Collected data
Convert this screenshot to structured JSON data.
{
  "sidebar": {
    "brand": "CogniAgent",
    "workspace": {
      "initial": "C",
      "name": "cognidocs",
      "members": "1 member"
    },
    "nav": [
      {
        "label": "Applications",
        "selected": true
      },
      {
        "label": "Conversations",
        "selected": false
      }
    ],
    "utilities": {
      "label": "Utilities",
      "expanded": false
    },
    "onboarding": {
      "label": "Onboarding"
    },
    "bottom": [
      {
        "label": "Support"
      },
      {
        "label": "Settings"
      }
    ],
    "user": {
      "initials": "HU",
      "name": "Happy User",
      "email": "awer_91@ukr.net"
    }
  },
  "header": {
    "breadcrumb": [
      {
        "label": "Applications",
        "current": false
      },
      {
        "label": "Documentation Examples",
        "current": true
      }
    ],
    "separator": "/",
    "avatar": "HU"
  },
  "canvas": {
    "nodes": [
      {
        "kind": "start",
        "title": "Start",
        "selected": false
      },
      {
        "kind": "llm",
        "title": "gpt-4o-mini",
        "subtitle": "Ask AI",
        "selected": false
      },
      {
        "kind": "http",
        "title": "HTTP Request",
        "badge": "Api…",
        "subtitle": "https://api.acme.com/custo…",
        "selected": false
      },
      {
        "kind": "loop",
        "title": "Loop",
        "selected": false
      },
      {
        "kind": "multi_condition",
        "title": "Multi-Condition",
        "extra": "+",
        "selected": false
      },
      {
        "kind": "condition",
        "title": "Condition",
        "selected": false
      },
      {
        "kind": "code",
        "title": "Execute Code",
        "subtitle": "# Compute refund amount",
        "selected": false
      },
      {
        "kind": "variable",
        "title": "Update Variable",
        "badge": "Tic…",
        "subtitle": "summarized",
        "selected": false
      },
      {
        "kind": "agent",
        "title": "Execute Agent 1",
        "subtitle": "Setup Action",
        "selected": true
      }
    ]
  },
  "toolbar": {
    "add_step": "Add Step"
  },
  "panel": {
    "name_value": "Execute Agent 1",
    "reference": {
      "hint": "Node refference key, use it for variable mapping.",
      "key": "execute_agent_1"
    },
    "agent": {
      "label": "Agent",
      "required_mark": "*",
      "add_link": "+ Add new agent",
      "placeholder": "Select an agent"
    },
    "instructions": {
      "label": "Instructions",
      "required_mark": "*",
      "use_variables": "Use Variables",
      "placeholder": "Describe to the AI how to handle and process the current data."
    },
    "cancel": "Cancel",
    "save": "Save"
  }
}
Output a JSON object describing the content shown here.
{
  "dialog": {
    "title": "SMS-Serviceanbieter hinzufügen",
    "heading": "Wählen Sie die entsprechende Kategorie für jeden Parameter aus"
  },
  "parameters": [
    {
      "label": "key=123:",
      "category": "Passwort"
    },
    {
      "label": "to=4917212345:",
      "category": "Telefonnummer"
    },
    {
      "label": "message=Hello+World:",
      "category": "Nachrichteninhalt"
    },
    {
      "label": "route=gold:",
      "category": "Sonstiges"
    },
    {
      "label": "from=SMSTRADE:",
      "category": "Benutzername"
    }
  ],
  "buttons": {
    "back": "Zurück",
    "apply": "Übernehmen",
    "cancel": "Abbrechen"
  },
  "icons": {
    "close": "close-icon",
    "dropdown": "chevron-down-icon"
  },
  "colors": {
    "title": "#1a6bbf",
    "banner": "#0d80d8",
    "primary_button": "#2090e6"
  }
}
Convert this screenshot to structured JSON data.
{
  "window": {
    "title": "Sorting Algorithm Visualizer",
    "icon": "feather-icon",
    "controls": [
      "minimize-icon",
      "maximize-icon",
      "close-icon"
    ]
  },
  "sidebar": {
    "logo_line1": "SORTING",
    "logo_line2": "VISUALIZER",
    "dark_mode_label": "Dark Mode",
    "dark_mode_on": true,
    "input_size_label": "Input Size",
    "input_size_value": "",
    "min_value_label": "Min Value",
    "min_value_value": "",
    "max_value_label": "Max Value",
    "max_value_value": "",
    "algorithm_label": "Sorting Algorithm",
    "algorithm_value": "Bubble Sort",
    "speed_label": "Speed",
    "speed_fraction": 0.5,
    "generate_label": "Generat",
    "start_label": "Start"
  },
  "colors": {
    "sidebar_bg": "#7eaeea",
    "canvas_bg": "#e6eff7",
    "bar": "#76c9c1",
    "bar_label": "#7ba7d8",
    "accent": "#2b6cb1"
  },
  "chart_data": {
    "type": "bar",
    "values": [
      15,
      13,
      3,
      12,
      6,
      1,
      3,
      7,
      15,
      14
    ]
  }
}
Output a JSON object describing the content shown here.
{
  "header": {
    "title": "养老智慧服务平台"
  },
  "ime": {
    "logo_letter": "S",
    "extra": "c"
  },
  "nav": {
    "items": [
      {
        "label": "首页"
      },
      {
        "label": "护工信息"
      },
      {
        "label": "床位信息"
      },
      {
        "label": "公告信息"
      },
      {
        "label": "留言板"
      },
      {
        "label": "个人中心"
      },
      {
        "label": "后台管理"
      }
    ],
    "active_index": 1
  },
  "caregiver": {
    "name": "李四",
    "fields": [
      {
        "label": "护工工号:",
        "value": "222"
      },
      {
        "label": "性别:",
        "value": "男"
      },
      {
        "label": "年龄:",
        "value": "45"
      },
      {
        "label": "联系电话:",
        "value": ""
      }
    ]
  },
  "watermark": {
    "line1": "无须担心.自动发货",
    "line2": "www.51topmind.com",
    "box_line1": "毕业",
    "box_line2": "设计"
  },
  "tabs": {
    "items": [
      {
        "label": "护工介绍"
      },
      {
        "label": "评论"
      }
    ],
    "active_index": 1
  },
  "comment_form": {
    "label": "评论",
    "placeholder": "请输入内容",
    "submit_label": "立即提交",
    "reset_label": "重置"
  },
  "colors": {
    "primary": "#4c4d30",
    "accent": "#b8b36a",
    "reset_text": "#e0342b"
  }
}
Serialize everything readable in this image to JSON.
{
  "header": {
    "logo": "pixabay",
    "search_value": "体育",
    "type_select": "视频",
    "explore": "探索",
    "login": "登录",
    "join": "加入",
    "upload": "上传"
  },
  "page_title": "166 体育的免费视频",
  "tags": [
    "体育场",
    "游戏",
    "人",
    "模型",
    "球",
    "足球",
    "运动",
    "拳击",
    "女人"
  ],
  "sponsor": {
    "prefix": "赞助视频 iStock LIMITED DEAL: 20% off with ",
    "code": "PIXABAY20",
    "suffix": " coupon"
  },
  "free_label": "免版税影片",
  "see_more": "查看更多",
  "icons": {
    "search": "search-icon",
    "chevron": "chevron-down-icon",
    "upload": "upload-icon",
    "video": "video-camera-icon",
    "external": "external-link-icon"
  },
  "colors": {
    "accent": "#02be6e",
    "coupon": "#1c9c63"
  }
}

◆ What you need to do ◆
Report each line of the material above where the word "true" appears.

◆ Response ◆
        "selected": true
        "current": true
        "selected": true
    "dark_mode_on": true,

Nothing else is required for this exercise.